What you need to do » Exactly reproduce the line containing "Extract all readable text from this page." together with every line after it, through the end of the entries, and give nothing more.

Record list »

/---

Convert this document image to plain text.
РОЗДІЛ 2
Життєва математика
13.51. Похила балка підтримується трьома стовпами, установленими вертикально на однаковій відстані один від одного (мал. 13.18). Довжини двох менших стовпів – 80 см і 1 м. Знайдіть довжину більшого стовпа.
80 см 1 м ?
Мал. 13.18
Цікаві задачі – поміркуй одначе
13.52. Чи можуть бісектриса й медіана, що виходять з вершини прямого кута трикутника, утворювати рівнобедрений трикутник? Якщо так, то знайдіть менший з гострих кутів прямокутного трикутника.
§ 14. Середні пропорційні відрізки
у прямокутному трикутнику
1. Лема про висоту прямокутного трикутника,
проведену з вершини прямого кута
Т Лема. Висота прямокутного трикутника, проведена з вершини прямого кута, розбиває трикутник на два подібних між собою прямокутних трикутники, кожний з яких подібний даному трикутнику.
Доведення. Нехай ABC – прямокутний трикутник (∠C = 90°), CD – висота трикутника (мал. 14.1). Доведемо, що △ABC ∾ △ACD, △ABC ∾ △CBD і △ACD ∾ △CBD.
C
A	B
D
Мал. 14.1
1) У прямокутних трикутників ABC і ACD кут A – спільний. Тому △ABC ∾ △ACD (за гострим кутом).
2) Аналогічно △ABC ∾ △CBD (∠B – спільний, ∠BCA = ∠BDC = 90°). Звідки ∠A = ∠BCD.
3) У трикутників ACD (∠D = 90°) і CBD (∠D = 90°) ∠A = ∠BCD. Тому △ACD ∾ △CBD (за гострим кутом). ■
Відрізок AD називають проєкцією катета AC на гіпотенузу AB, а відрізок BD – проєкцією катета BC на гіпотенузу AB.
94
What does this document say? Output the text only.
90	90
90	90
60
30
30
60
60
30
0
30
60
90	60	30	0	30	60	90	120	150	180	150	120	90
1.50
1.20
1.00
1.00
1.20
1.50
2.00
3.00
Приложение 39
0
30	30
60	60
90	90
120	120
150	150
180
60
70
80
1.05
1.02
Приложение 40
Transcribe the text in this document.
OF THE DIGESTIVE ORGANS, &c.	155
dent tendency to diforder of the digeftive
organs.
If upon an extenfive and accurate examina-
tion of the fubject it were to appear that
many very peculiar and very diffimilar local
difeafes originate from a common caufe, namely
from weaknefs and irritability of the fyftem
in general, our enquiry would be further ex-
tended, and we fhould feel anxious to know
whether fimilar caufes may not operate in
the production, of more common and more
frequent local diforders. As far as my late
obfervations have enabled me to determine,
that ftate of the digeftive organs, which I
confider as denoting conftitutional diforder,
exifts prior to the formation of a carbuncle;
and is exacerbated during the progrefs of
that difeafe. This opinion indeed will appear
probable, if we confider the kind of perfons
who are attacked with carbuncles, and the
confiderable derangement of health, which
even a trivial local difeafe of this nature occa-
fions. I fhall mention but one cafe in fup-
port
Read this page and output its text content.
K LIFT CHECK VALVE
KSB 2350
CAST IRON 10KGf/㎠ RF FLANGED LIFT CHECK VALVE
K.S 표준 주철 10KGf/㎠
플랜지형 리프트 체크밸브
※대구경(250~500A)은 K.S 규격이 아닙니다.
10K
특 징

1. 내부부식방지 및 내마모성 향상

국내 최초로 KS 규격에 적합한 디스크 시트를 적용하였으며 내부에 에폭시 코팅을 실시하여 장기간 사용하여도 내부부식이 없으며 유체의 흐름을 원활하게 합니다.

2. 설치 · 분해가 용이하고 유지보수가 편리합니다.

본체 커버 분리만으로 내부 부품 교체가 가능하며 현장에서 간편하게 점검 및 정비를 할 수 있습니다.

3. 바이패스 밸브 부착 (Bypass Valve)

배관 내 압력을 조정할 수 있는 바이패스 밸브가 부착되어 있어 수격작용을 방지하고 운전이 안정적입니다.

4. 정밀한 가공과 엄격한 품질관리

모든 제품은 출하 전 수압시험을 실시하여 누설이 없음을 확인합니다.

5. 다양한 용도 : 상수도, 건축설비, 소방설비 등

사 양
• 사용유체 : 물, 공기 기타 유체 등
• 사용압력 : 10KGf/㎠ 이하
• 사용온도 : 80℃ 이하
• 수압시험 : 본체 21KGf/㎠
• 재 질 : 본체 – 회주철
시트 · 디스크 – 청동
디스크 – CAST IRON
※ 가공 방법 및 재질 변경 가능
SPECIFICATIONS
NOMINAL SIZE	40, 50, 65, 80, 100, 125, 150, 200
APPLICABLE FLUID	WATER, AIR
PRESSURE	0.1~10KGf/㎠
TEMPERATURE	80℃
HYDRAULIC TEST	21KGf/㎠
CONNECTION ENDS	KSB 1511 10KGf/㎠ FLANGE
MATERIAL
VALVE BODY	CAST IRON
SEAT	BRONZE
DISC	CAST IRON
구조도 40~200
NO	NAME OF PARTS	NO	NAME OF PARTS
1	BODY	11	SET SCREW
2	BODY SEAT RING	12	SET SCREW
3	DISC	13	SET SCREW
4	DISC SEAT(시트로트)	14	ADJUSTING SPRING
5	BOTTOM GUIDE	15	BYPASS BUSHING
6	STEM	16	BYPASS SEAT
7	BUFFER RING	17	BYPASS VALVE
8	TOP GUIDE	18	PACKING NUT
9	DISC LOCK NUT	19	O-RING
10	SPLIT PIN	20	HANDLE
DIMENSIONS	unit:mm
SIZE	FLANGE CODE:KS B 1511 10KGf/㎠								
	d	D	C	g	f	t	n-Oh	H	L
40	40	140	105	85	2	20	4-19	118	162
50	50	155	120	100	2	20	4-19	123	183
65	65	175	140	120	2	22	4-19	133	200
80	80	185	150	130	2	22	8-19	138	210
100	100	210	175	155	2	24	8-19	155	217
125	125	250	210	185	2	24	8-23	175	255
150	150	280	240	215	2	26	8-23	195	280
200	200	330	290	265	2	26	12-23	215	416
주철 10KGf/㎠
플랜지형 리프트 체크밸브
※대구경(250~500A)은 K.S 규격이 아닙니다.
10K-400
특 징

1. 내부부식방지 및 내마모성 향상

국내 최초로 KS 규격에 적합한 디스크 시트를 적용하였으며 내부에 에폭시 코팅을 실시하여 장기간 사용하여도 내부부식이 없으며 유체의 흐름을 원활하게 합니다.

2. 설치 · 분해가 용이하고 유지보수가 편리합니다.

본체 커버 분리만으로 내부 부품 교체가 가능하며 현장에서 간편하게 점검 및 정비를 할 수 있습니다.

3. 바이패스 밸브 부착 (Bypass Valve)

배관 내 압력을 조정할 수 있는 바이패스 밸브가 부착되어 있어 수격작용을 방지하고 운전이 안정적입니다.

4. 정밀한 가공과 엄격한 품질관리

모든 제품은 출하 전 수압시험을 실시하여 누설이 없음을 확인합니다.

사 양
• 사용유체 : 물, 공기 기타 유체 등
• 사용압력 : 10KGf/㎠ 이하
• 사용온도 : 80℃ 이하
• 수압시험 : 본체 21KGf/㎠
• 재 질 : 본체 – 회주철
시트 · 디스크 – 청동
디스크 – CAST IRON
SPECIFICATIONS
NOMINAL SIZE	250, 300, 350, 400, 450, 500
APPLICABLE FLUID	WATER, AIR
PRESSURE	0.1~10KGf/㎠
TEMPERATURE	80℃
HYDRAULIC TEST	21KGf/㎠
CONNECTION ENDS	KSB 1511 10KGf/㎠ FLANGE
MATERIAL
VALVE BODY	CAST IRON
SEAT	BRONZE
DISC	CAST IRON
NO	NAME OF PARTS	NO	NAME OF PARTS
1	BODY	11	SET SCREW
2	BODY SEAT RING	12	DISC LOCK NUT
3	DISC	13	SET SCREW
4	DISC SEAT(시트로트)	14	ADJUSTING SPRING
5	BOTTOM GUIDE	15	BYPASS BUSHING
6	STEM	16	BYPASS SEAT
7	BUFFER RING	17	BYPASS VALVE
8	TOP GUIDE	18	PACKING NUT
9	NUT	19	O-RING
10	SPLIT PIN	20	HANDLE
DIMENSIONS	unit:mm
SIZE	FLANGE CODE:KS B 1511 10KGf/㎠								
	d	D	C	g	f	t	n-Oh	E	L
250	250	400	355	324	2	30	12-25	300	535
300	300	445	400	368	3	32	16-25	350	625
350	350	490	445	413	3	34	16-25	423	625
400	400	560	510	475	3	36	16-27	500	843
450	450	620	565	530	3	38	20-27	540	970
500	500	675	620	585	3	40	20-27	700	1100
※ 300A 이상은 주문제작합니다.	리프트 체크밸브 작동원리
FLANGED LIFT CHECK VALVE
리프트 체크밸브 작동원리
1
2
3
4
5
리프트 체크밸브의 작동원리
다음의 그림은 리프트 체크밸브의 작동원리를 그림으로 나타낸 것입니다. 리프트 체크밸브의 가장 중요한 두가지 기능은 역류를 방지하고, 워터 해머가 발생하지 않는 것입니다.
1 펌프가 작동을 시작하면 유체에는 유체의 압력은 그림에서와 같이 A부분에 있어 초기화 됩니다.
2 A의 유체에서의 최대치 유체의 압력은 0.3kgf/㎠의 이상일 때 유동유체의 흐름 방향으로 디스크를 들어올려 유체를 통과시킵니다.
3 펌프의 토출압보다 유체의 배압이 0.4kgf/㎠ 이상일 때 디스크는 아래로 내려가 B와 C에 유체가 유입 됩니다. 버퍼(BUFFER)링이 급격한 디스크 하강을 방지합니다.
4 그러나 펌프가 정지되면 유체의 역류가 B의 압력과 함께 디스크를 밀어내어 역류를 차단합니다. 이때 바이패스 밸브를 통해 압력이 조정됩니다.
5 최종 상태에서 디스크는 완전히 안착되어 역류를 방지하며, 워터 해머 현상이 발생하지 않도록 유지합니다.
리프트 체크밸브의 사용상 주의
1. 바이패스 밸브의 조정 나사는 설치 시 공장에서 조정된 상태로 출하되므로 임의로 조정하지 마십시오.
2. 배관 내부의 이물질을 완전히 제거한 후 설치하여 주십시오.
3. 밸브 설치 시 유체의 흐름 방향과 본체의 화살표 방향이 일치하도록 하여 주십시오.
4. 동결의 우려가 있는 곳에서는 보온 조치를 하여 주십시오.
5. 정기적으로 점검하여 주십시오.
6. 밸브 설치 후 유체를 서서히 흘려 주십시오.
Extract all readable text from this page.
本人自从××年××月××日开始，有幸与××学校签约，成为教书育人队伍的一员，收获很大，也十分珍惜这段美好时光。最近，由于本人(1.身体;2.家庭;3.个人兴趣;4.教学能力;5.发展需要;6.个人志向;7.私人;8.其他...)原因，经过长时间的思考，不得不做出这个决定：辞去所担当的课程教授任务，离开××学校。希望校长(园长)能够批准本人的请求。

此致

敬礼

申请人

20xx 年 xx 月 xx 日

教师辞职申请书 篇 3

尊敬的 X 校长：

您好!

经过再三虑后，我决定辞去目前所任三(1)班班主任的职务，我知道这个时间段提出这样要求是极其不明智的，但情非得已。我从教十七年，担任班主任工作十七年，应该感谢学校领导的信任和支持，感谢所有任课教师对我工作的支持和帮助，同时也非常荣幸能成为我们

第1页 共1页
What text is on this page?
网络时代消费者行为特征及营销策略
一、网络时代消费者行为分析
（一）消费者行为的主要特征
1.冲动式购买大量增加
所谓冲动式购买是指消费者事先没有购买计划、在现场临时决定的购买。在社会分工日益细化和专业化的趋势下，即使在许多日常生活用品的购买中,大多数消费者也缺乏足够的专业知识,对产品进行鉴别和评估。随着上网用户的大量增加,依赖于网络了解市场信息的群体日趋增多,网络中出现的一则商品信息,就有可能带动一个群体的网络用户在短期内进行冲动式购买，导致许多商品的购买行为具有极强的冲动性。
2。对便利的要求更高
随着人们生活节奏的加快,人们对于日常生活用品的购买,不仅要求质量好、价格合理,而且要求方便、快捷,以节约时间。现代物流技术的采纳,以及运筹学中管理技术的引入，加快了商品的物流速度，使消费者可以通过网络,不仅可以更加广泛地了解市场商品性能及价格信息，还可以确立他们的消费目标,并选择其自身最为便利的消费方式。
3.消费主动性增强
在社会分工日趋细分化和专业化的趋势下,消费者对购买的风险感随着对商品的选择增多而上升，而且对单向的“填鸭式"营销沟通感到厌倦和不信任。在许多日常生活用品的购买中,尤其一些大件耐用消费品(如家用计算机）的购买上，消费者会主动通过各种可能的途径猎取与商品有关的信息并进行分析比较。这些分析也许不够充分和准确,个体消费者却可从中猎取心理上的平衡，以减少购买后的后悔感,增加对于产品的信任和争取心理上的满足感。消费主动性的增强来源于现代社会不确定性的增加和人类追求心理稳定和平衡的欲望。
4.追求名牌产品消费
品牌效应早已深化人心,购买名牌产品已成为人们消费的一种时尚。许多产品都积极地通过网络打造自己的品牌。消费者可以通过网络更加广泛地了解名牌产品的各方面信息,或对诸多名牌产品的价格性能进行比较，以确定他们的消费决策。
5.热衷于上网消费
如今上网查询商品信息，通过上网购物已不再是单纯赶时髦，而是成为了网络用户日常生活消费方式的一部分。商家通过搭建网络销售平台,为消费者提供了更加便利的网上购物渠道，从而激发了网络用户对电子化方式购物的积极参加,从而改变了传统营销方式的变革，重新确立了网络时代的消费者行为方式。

\---

Problem solution »
Extract all readable text from this page.
本人自从××年××月××日开始，有幸与××学校签约，成为教书育人队伍的一员，收获很大，也十分珍惜这段美好时光。最近，由于本人(1.身体;2.家庭;3.个人兴趣;4.教学能力;5.发展需要;6.个人志向;7.私人;8.其他...)原因，经过长时间的思考，不得不做出这个决定：辞去所担当的课程教授任务，离开××学校。希望校长(园长)能够批准本人的请求。

此致

敬礼

申请人

20xx 年 xx 月 xx 日

教师辞职申请书 篇 3

尊敬的 X 校长：

您好!

经过再三虑后，我决定辞去目前所任三(1)班班主任的职务，我知道这个时间段提出这样要求是极其不明智的，但情非得已。我从教十七年，担任班主任工作十七年，应该感谢学校领导的信任和支持，感谢所有任课教师对我工作的支持和帮助，同时也非常荣幸能成为我们

第1页 共1页
What text is on this page?
网络时代消费者行为特征及营销策略
一、网络时代消费者行为分析
（一）消费者行为的主要特征
1.冲动式购买大量增加
所谓冲动式购买是指消费者事先没有购买计划、在现场临时决定的购买。在社会分工日益细化和专业化的趋势下，即使在许多日常生活用品的购买中,大多数消费者也缺乏足够的专业知识,对产品进行鉴别和评估。随着上网用户的大量增加,依赖于网络了解市场信息的群体日趋增多,网络中出现的一则商品信息,就有可能带动一个群体的网络用户在短期内进行冲动式购买，导致许多商品的购买行为具有极强的冲动性。
2。对便利的要求更高
随着人们生活节奏的加快,人们对于日常生活用品的购买,不仅要求质量好、价格合理,而且要求方便、快捷,以节约时间。现代物流技术的采纳,以及运筹学中管理技术的引入，加快了商品的物流速度，使消费者可以通过网络,不仅可以更加广泛地了解市场商品性能及价格信息，还可以确立他们的消费目标,并选择其自身最为便利的消费方式。
3.消费主动性增强
在社会分工日趋细分化和专业化的趋势下,消费者对购买的风险感随着对商品的选择增多而上升，而且对单向的“填鸭式"营销沟通感到厌倦和不信任。在许多日常生活用品的购买中,尤其一些大件耐用消费品(如家用计算机）的购买上，消费者会主动通过各种可能的途径猎取与商品有关的信息并进行分析比较。这些分析也许不够充分和准确,个体消费者却可从中猎取心理上的平衡，以减少购买后的后悔感,增加对于产品的信任和争取心理上的满足感。消费主动性的增强来源于现代社会不确定性的增加和人类追求心理稳定和平衡的欲望。
4.追求名牌产品消费
品牌效应早已深化人心,购买名牌产品已成为人们消费的一种时尚。许多产品都积极地通过网络打造自己的品牌。消费者可以通过网络更加广泛地了解名牌产品的各方面信息,或对诸多名牌产品的价格性能进行比较，以确定他们的消费决策。
5.热衷于上网消费
如今上网查询商品信息，通过上网购物已不再是单纯赶时髦，而是成为了网络用户日常生活消费方式的一部分。商家通过搭建网络销售平台,为消费者提供了更加便利的网上购物渠道，从而激发了网络用户对电子化方式购物的积极参加,从而改变了传统营销方式的变革，重新确立了网络时代的消费者行为方式。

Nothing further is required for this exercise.